◆ **Direction**
Select each line where the word "name" appears.

◆ **Material for the task**
■ ■ ■ ■ ■ ■ ■

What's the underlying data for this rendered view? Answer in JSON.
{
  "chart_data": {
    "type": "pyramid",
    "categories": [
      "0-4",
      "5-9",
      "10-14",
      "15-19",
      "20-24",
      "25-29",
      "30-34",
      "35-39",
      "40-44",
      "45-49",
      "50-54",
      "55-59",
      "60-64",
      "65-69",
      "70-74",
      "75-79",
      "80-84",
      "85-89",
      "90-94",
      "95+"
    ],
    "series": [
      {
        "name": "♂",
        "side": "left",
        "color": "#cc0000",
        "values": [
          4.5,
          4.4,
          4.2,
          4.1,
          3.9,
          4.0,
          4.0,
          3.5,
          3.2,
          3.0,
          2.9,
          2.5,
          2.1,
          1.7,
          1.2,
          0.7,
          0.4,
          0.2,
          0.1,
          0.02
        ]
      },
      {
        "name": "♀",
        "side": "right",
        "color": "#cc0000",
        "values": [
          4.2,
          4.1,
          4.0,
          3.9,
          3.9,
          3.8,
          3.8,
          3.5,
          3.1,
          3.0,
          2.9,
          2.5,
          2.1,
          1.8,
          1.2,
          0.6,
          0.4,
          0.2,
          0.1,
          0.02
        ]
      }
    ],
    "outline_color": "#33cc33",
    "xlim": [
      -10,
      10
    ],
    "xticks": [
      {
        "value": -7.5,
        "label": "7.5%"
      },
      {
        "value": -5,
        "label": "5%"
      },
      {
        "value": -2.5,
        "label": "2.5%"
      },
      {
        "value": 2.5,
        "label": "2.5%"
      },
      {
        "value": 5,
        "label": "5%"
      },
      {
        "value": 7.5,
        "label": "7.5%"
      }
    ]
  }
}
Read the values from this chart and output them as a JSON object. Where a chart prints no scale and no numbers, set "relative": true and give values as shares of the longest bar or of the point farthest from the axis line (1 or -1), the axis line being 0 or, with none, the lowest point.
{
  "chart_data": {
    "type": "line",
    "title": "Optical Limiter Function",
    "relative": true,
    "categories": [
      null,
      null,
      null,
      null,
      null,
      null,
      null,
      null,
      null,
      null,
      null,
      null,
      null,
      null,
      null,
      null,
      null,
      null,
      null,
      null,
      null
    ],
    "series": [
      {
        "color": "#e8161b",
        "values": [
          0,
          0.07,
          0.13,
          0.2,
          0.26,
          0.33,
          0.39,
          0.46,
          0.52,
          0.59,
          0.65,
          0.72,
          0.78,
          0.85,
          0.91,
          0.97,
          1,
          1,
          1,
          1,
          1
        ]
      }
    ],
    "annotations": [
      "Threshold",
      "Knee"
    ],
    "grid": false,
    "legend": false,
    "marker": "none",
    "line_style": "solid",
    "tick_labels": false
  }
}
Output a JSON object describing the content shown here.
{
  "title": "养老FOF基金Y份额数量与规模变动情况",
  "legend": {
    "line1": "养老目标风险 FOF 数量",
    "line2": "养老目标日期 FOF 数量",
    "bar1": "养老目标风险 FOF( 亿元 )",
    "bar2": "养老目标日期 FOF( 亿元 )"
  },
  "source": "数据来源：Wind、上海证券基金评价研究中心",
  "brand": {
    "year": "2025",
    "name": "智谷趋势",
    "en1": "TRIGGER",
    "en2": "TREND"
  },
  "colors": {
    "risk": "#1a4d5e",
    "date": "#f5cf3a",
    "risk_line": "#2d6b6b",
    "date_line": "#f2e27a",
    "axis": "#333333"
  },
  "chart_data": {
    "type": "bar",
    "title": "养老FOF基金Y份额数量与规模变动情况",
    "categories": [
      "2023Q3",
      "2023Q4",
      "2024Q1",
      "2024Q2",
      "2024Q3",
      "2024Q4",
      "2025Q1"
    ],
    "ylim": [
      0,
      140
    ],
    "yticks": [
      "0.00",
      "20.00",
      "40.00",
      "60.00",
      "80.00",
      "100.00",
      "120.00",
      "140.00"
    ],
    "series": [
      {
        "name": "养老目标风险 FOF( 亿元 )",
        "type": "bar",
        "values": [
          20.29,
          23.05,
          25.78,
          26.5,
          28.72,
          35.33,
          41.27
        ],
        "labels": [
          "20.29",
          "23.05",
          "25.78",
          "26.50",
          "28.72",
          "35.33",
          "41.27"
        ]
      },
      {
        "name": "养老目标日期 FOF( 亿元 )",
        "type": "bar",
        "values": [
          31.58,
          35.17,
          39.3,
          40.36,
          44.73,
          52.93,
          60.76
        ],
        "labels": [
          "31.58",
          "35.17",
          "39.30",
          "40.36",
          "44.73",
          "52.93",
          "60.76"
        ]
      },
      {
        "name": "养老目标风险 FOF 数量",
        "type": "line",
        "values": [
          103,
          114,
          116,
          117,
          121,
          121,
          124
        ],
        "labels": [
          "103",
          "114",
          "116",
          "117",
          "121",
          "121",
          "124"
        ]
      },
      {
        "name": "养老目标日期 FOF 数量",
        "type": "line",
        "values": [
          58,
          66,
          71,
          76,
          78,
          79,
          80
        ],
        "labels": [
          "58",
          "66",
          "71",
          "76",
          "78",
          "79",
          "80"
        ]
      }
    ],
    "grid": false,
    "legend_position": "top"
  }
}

■ ■ ■ ■ ■ ■ ■

◆ **Response**
        "name": "♂",
        "name": "♀",
    "name": "智谷趋势",
        "name": "养老目标风险 FOF( 亿元 )",
        "name": "养老目标日期 FOF( 亿元 )",
        "name": "养老目标风险 FOF 数量",
        "name": "养老目标日期 FOF 数量",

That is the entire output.